Set problem A:
Output the listing from its first line up to and including the line containing "1264, 2176, 1356]" as a JSON list of strings, one string per line, with blank lines omitted.

----- Selected extract -----

Solar projects exhibit more uniform initial grid utilisation and typically deploy higher installed capacities, enabling storage to capture value from otherwise curtailed generation. Appendix 14 presents a set of regional case studies that examine these dynamics in more detail and highlight the key drivers of profitability for hybrid and co-located projects.
Our UK case study confirms the view that profitability depends heavily on market access and operating constraints, rather than on resource quality alone. Co-located storage is only likely to be profitable when it can charge from the grid and stack revenues across markets (wholesale, balancing, and ancillary services). If regulators and system operators want storage to act as a stabiliser of renewable revenues (and a substitute for fossil fuels in providing flexibility), the market must allow batteries to provide arbitrage, balancing services, and be remunerated for ancillary services without being trapped in siloed and potentially conflicting participation frameworks. Conversely, where market design restricts stacking or constrains charging from the grid, hybridisation risks becoming economically unviable, as batteries sit behind a congested connection and cannot be fully utilised to increase capture rates. The same logic extends to contract design. Our analysis illustrates why PPAs can determine bankability of hybrid projects. Fixing the price earned by the renewable generator can shift the optimal investment towards greater renewable capacity, and in the case of wind, sometimes to less storage capacity. Contracts that instead pay for a profile of output (either constant or shaped hybrid PPA contracts) can require substantial capacity and rely heavily on grid-charging to meet firmness targets. This has direct relevance to the credibility and carbon accounting of “24/7” round-the-clock clean energy procurement.
Storage tends to be underutilised if the co-located renewable asset has export priority or if storage is limited to a single revenue stream. The general intuition that hybridisation stabilises renewable revenues is true, but we find it is conditional. Fully hybridised projects outperform simple co-location because coordinating the dispatch of both assets allows the portfolio to be optimised against scarcity of connection capacity, raising capture rates and grid-connection utilisation. However, from the viewpoint of a merchant storage developer, a stand-alone battery with its own connection can still deliver higher returns when a grid connection is available.

----- Data entries -----

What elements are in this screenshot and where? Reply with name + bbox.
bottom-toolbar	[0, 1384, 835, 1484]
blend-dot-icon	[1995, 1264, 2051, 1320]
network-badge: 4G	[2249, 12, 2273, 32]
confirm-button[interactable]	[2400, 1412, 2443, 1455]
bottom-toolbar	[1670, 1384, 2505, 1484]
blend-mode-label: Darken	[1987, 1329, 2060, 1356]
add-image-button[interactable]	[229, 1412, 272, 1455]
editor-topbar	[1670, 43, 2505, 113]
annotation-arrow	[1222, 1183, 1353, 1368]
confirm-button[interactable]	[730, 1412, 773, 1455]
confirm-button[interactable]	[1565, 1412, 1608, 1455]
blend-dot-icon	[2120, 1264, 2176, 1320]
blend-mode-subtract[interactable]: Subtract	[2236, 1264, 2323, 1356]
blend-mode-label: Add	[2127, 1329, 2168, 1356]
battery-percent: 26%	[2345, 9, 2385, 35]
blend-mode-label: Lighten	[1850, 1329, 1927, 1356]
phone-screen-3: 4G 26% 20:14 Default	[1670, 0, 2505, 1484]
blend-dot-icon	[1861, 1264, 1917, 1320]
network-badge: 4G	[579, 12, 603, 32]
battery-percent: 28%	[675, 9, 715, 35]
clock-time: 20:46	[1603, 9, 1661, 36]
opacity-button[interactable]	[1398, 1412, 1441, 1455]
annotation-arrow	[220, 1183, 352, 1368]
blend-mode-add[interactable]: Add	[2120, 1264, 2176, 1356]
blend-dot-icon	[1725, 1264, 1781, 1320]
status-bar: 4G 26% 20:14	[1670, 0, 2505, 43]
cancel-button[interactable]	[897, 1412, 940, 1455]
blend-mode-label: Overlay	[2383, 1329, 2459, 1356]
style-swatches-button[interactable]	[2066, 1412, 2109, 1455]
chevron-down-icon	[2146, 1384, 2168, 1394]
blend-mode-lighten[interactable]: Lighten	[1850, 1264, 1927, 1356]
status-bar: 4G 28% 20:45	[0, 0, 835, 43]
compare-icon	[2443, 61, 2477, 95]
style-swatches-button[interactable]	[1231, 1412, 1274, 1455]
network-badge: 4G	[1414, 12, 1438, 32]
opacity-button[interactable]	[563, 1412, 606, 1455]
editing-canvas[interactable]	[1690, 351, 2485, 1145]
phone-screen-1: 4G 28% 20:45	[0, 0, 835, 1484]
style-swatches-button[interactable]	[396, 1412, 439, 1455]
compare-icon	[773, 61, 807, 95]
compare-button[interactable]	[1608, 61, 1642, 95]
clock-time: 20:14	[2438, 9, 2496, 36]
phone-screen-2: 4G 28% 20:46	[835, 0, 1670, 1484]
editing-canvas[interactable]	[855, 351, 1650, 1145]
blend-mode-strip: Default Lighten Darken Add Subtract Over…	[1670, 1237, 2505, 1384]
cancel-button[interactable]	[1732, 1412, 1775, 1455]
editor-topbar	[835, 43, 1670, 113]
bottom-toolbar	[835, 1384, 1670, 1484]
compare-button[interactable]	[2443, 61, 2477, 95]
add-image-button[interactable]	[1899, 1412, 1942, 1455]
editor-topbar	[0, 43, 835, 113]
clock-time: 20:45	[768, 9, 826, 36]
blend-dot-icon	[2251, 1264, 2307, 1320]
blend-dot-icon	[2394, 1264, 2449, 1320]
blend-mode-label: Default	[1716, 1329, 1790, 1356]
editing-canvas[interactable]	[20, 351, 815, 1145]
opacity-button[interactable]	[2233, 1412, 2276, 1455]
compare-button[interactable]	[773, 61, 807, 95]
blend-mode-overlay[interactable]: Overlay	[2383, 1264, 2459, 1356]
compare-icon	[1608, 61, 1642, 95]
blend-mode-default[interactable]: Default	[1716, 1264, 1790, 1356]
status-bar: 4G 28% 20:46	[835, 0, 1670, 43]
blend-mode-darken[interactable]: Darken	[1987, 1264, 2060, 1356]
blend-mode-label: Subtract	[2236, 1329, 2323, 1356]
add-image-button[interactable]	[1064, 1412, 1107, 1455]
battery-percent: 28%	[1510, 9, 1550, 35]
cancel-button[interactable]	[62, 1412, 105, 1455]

-----

Set problem B:
Copy the passage on hybrid renewable and storage projects word for word from "Solar projects exhibit" up to and including "and co-located projects.".

Task solution A:
[
  "What elements are in this screenshot and where? Reply with name + bbox.",
  "bottom-toolbar\t[0, 1384, 835, 1484]",
  "blend-dot-icon\t[1995, 1264, 2051, 1320]",
  "network-badge: 4G\t[2249, 12, 2273, 32]",
  "confirm-button[interactable]\t[2400, 1412, 2443, 1455]",
  "bottom-toolbar\t[1670, 1384, 2505, 1484]",
  "blend-mode-label: Darken\t[1987, 1329, 2060, 1356]",
  "add-image-button[interactable]\t[229, 1412, 272, 1455]",
  "editor-topbar\t[1670, 43, 2505, 113]",
  "annotation-arrow\t[1222, 1183, 1353, 1368]",
  "confirm-button[interactable]\t[730, 1412, 773, 1455]",
  "confirm-button[interactable]\t[1565, 1412, 1608, 1455]",
  "blend-dot-icon\t[2120, 1264, 2176, 1320]",
  "blend-mode-subtract[interactable]: Subtract\t[2236, 1264, 2323, 1356]",
  "blend-mode-label: Add\t[2127, 1329, 2168, 1356]",
  "battery-percent: 26%\t[2345, 9, 2385, 35]",
  "blend-mode-label: Lighten\t[1850, 1329, 1927, 1356]",
  "phone-screen-3: 4G 26% 20:14 Default\t[1670, 0, 2505, 1484]",
  "blend-dot-icon\t[1861, 1264, 1917, 1320]",
  "network-badge: 4G\t[579, 12, 603, 32]",
  "battery-percent: 28%\t[675, 9, 715, 35]",
  "clock-time: 20:46\t[1603, 9, 1661, 36]",
  "opacity-button[interactable]\t[1398, 1412, 1441, 1455]",
  "annotation-arrow\t[220, 1183, 352, 1368]",
  "blend-mode-add[interactable]: Add\t[2120, 1264, 2176, 1356]"
]

Task solution B:
Solar projects exhibit more uniform initial grid utilisation and typically deploy higher installed capacities, enabling storage to capture value from otherwise curtailed generation. Appendix 14 presents a set of regional case studies that examine these dynamics in more detail and highlight the key drivers of profitability for hybrid and co-located projects.